## [WORK INSTRUCTIONS]
All lines in the data that hold the word "copies" need copying.

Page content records
◆ ◆ ◆ ◆

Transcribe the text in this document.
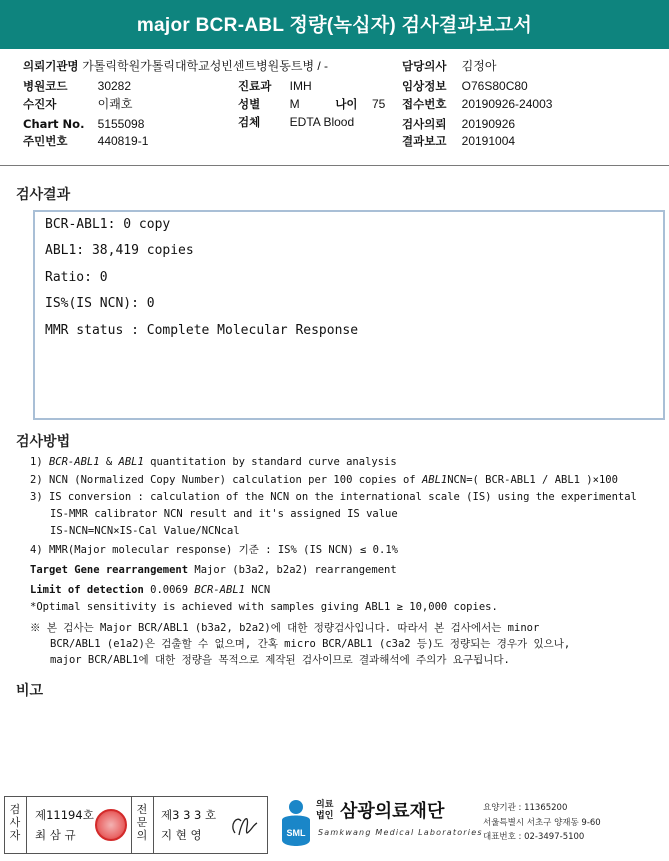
major BCR-ABL 정량(녹십자) 검사결과보고서
의뢰기관명 가톨릭학원가톨릭대학교성빈센트병원동트병 / -
병원코드	30282
수진자	이쾌호
Chart No. 5155098
주민번호	440819-1
진료과 IMH
성별 M	나이 75
검체 EDTA Blood
담당의사 김정아
임상정보 O76S80C80
접수번호 20190926-24003
검사의뢰 20190926
결과보고 20191004
검사결과
BCR-ABL1: 0 copy
ABL1: 38,419 copies
Ratio: 0
IS%(IS NCN): 0
MMR status : Complete Molecular Response
검사방법
1) BCR-ABL1 & ABL1 quantitation by standard curve analysis
2) NCN (Normalized Copy Number) calculation per 100 copies of ABL1NCN=( BCR-ABL1 / ABL1 )×100
3) IS conversion : calculation of the NCN on the international scale (IS) using the experimental
IS-MMR calibrator NCN result and it's assigned IS value
IS-NCN=NCN×IS-Cal Value/NCNcal
4) MMR(Major molecular response) 기준 : IS% (IS NCN) ≤ 0.1%
Target Gene rearrangement Major (b3a2, b2a2) rearrangement
Limit of detection 0.0069 BCR-ABL1 NCN
*Optimal sensitivity is achieved with samples giving ABL1 ≥ 10,000 copies.
※ 본 검사는 Major BCR/ABL1 (b3a2, b2a2)에 대한 정량검사입니다. 따라서 본 검사에서는 minor
BCR/ABL1 (e1a2)은 검출할 수 없으며, 간혹 micro BCR/ABL1 (c3a2 등)도 정량되는 경우가 있으나,
major BCR/ABL1에 대한 정량을 목적으로 제작된 검사이므로 결과해석에 주의가 요구됩니다.
비고
검사자
제11194호
최 삼 규
전문의
제3 3 3 호
지 현 영	SML
의료법인 삼광의료재단
Samkwang Medical Laboratories
요양기관 : 11365200
서울특별시 서초구 양재동 9-60
대표번호 : 02-3497-5100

◆ ◆ ◆ ◆

## [RESPONSE TO THIS EXERCISE]
ABL1: 38,419 copies
2) NCN (Normalized Copy Number) calculation per 100 copies of ABL1NCN=( BCR-ABL1 / ABL1 )×100
*Optimal sensitivity is achieved with samples giving ABL1 ≥ 10,000 copies.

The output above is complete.